> [TASK REQUIREMENTS]: For this exercise, copy out each line of the material below that includes "State".

> [DATA LINES]:

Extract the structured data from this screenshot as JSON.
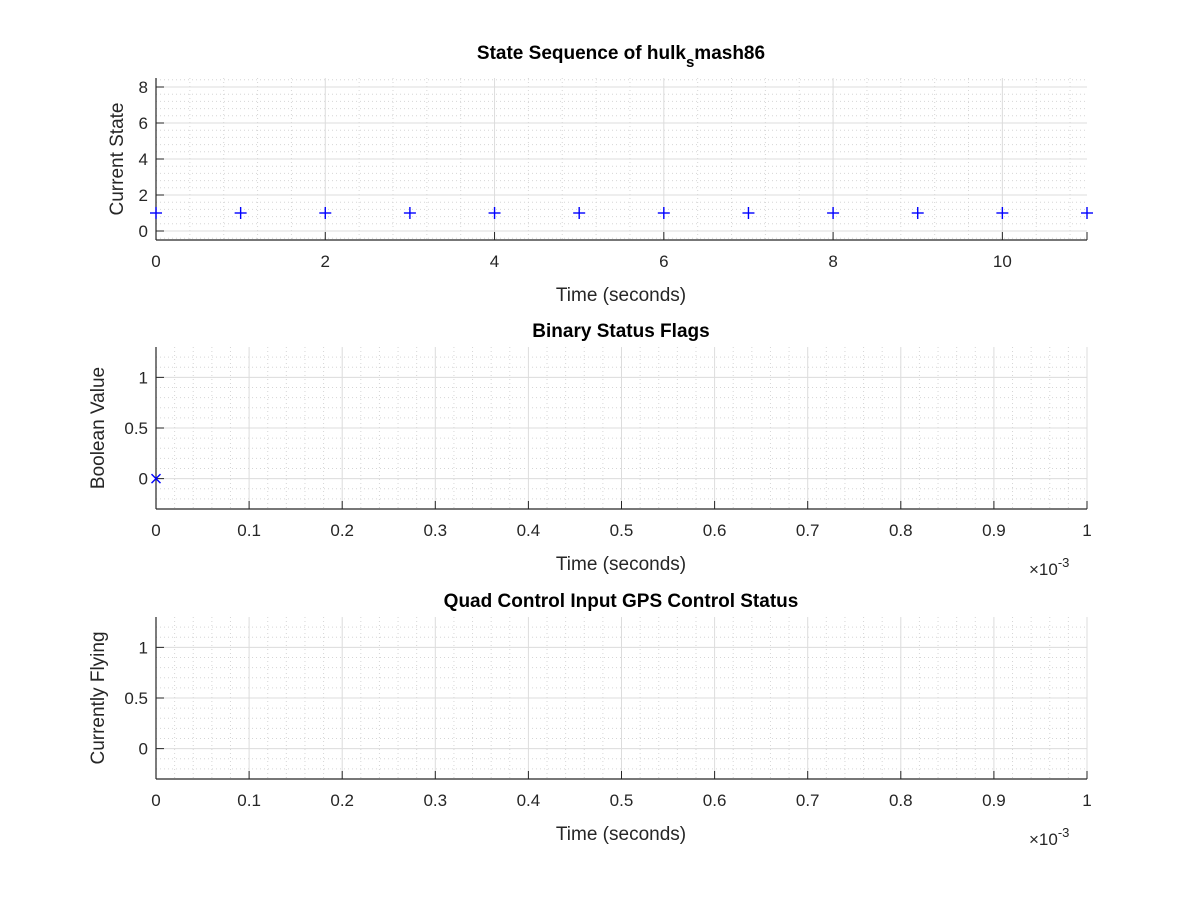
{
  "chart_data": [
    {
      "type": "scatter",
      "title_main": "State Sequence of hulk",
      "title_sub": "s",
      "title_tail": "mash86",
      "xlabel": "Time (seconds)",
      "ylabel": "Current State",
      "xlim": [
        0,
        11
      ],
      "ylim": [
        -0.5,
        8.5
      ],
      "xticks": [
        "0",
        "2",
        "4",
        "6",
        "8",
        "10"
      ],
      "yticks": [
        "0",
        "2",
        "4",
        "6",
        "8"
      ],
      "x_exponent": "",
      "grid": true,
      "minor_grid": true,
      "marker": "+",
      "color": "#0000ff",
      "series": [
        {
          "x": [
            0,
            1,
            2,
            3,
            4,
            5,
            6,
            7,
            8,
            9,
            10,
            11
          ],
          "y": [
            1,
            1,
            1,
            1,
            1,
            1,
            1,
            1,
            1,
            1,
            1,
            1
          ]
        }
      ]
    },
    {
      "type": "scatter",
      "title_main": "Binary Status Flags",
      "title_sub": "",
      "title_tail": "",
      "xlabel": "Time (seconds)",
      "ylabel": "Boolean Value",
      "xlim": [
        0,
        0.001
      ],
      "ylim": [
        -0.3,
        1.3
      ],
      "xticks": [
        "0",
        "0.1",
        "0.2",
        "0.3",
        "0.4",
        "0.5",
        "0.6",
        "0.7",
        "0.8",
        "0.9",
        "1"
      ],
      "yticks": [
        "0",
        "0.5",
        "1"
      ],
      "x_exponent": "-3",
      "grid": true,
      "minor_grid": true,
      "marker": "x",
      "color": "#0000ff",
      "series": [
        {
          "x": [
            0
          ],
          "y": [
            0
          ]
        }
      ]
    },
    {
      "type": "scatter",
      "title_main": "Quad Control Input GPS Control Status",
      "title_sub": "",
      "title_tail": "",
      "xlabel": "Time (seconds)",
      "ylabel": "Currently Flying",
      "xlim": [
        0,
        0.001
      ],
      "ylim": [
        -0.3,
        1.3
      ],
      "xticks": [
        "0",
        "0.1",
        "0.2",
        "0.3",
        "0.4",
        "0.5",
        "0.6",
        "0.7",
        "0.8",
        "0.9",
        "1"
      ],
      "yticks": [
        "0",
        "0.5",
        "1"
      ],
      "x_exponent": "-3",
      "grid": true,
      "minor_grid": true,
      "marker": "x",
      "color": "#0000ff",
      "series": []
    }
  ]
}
* * *
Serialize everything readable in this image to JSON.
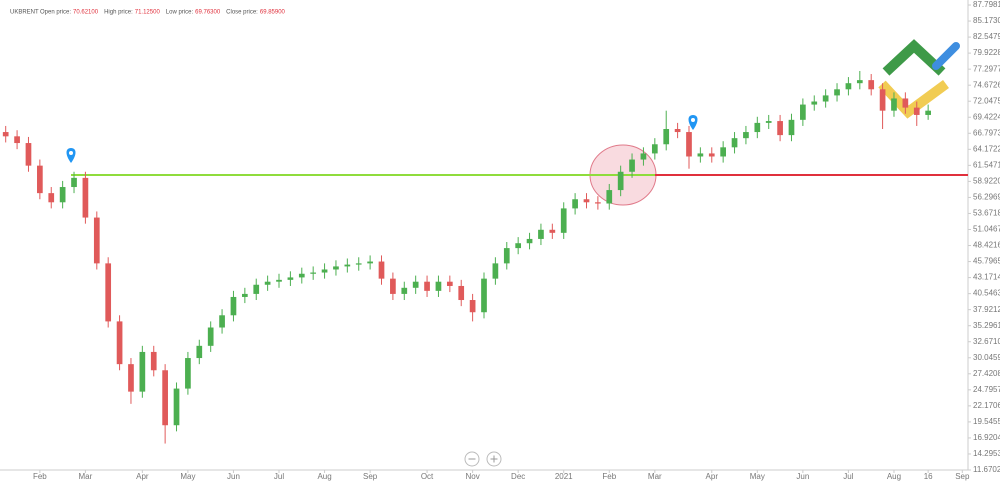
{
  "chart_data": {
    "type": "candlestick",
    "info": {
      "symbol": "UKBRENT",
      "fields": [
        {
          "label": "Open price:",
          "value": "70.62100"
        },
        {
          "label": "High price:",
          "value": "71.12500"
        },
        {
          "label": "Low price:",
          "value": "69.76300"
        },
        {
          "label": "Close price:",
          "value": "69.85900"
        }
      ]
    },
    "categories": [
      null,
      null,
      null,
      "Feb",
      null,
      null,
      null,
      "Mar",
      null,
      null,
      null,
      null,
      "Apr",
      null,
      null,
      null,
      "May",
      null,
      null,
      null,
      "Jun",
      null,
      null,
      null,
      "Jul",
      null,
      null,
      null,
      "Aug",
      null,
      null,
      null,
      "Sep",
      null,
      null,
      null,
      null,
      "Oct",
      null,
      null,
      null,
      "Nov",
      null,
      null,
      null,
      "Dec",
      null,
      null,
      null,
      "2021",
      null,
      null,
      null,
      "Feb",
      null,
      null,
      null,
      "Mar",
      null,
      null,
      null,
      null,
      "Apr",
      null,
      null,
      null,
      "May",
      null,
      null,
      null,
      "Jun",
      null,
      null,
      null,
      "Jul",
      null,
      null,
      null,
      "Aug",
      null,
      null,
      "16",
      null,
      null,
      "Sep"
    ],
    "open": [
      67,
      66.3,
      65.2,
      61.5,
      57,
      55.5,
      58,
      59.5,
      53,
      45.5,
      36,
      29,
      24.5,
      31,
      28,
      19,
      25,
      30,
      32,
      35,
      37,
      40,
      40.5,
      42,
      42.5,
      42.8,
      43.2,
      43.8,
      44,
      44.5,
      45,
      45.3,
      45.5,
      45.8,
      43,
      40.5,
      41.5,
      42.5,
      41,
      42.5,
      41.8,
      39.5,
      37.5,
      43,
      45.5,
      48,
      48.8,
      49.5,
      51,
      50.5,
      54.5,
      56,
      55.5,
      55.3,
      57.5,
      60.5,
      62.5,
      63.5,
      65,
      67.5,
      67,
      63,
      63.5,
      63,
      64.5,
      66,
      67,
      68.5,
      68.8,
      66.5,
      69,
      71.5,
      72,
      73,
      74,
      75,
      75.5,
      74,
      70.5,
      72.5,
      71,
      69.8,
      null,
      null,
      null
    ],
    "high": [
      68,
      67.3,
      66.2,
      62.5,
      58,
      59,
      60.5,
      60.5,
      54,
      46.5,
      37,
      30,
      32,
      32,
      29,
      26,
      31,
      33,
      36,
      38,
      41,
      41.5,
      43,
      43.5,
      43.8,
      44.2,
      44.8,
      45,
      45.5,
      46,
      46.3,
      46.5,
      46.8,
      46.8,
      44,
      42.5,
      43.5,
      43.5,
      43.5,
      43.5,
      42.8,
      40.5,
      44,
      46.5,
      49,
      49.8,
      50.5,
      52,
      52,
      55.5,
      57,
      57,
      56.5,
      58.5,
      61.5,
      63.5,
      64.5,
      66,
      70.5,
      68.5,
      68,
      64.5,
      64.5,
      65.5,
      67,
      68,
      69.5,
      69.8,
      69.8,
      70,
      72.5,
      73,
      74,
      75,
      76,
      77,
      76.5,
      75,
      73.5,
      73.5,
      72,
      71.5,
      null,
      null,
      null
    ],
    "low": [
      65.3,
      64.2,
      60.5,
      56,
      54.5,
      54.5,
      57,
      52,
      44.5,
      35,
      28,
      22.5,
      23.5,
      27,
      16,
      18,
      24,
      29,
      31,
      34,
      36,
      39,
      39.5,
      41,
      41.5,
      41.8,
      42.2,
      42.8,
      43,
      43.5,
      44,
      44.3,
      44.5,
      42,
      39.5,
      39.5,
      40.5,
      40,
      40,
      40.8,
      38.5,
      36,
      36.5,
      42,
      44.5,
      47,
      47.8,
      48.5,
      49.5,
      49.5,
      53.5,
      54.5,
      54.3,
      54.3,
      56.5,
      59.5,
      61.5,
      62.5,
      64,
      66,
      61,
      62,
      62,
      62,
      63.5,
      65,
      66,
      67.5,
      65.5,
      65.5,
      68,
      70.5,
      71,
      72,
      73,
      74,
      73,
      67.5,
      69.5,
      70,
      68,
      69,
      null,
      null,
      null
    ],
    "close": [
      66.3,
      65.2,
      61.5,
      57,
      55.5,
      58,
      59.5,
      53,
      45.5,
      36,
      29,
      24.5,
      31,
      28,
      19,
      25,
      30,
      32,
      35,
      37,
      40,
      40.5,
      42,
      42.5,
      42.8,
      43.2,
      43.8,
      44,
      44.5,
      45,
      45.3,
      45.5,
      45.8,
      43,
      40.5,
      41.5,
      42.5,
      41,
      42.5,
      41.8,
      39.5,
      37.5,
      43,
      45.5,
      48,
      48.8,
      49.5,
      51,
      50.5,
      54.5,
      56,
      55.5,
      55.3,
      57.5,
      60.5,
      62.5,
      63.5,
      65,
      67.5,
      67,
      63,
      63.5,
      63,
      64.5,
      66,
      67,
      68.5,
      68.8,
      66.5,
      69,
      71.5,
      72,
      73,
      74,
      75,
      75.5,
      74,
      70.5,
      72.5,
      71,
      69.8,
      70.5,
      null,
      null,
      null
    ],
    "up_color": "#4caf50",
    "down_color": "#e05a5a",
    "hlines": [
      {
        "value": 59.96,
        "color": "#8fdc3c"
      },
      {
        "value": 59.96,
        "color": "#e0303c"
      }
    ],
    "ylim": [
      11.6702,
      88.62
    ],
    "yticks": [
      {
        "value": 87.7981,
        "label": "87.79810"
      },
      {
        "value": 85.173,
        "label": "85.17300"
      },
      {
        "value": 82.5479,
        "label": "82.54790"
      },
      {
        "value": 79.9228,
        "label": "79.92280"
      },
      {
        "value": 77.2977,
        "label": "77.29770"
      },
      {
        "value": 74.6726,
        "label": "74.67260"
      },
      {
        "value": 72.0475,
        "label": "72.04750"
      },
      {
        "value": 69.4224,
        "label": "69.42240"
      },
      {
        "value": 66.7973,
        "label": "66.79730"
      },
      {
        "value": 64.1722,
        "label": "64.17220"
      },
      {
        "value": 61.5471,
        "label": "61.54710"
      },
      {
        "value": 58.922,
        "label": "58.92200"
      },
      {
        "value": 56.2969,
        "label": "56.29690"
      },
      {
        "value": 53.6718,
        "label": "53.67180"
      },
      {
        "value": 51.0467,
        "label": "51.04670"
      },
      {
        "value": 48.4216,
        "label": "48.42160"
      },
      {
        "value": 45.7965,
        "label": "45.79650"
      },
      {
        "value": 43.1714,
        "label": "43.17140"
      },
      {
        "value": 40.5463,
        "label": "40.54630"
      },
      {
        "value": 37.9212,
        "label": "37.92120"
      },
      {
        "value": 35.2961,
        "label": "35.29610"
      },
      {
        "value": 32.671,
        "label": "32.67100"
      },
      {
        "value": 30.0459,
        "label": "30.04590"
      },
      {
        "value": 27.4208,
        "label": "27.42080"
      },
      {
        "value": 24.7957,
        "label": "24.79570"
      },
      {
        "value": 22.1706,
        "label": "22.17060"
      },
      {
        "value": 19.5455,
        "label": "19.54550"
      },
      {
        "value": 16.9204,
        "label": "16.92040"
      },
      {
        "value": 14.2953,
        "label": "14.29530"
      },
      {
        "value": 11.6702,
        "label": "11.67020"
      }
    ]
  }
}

> [PROBLEM SOLUTION]:
      "title_main": "State Sequence of hulk",
      "ylabel": "Current State",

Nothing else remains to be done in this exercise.